= Problem requirements =
Copy out the rows that begin with the one containing "wrinkle-layer-pedot: PEDOT:PSS bbox=[486, 358, 515, 364]" and end with the one containing "wrinkle-ytick-mid: 0.0 bbox=[468, 345, 478, 352]", keeping both of those rows and leaving every line unchanged.

◆ ◆ ◆ ◆

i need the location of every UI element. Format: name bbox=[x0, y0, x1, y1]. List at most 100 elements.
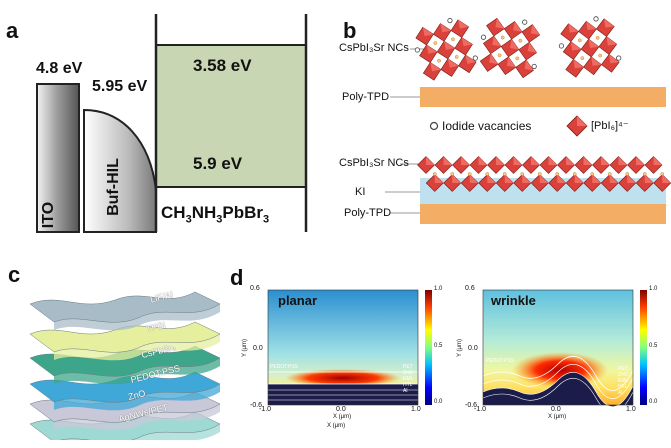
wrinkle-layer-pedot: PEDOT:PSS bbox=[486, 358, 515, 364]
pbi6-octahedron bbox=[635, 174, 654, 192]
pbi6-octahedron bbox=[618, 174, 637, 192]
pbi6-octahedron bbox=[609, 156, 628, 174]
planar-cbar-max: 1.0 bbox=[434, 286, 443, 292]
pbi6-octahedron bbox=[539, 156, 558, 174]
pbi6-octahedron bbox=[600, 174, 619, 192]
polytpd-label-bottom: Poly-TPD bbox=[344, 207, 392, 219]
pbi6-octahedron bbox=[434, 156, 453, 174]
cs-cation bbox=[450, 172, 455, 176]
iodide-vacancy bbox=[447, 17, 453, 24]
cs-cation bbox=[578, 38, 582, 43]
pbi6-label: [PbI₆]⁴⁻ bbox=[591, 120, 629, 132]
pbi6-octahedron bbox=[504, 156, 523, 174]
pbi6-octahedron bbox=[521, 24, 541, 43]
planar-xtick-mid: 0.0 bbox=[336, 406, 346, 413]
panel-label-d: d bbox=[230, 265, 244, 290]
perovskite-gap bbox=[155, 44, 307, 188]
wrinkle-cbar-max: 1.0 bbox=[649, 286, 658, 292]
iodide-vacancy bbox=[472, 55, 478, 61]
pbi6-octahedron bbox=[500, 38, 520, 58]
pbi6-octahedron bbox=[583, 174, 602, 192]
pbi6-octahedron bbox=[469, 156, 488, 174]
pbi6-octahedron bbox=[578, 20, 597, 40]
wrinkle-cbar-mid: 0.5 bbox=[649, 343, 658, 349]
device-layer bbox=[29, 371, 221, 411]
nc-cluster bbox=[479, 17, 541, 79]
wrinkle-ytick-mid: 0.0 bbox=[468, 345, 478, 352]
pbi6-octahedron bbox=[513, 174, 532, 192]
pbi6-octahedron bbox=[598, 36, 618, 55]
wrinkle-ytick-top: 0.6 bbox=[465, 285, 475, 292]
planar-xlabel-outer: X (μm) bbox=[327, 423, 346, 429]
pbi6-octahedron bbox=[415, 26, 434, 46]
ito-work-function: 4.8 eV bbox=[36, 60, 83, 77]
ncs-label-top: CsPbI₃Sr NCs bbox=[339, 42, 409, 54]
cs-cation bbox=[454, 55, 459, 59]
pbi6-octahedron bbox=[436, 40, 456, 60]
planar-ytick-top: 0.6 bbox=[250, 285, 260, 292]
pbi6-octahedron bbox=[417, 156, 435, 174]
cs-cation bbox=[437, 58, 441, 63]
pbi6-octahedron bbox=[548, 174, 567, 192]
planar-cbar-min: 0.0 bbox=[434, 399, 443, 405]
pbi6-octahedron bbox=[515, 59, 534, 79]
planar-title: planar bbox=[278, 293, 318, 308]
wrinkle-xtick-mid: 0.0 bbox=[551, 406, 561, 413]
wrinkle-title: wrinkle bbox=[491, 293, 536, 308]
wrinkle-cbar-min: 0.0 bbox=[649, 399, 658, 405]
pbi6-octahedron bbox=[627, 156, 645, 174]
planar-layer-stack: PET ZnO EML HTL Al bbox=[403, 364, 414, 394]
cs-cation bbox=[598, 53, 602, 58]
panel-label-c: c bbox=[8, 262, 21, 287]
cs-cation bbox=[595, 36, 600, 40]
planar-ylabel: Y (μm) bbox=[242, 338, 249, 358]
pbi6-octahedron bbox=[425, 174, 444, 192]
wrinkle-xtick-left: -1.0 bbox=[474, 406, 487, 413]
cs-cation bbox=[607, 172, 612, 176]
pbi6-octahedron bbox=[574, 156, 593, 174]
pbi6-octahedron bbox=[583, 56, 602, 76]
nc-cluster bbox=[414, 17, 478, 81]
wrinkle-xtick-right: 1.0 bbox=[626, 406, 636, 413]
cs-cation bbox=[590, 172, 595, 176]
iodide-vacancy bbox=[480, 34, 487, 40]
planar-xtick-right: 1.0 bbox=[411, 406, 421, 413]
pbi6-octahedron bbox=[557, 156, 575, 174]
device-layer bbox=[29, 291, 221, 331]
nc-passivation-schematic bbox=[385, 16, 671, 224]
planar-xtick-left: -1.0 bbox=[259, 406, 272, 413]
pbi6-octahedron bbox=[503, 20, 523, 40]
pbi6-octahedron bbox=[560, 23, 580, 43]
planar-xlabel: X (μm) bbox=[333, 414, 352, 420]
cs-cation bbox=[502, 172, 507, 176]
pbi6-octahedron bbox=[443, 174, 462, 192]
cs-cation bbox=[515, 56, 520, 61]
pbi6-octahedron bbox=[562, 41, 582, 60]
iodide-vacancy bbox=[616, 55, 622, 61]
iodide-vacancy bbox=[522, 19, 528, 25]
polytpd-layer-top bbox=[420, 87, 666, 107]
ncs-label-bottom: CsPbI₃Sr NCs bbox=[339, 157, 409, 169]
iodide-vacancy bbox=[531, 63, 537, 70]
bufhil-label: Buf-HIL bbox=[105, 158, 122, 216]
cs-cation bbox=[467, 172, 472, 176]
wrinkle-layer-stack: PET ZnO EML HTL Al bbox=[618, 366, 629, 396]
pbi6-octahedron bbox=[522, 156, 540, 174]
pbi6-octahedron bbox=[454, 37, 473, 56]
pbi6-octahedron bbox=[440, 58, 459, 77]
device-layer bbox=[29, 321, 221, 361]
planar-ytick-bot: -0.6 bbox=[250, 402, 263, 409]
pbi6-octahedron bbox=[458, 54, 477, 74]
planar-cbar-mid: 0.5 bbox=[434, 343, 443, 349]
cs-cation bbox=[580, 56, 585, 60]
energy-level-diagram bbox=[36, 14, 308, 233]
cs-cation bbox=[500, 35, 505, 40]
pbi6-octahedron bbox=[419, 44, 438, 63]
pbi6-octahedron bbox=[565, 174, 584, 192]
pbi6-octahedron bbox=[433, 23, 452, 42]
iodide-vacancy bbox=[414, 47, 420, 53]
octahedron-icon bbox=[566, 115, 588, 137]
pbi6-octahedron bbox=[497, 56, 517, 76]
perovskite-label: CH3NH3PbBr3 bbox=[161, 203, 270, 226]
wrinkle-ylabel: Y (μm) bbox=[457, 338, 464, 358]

◆ ◆ ◆ ◆

= The output =
wrinkle-layer-pedot: PEDOT:PSS bbox=[486, 358, 515, 364]
pbi6-octahedron bbox=[635, 174, 654, 192]
pbi6-octahedron bbox=[618, 174, 637, 192]
pbi6-octahedron bbox=[609, 156, 628, 174]
planar-cbar-max: 1.0 bbox=[434, 286, 443, 292]
pbi6-octahedron bbox=[539, 156, 558, 174]
pbi6-octahedron bbox=[600, 174, 619, 192]
polytpd-label-bottom: Poly-TPD bbox=[344, 207, 392, 219]
pbi6-octahedron bbox=[434, 156, 453, 174]
cs-cation bbox=[450, 172, 455, 176]
iodide-vacancy bbox=[447, 17, 453, 24]
cs-cation bbox=[578, 38, 582, 43]
pbi6-label: [PbI₆]⁴⁻ bbox=[591, 120, 629, 132]
pbi6-octahedron bbox=[504, 156, 523, 174]
pbi6-octahedron bbox=[521, 24, 541, 43]
planar-xtick-mid: 0.0 bbox=[336, 406, 346, 413]
panel-label-d: d bbox=[230, 265, 244, 290]
perovskite-gap bbox=[155, 44, 307, 188]
wrinkle-cbar-max: 1.0 bbox=[649, 286, 658, 292]
iodide-vacancy bbox=[472, 55, 478, 61]
pbi6-octahedron bbox=[500, 38, 520, 58]
pbi6-octahedron bbox=[583, 174, 602, 192]
pbi6-octahedron bbox=[469, 156, 488, 174]
pbi6-octahedron bbox=[578, 20, 597, 40]
wrinkle-cbar-mid: 0.5 bbox=[649, 343, 658, 349]
device-layer bbox=[29, 371, 221, 411]
nc-cluster bbox=[479, 17, 541, 79]
wrinkle-ytick-mid: 0.0 bbox=[468, 345, 478, 352]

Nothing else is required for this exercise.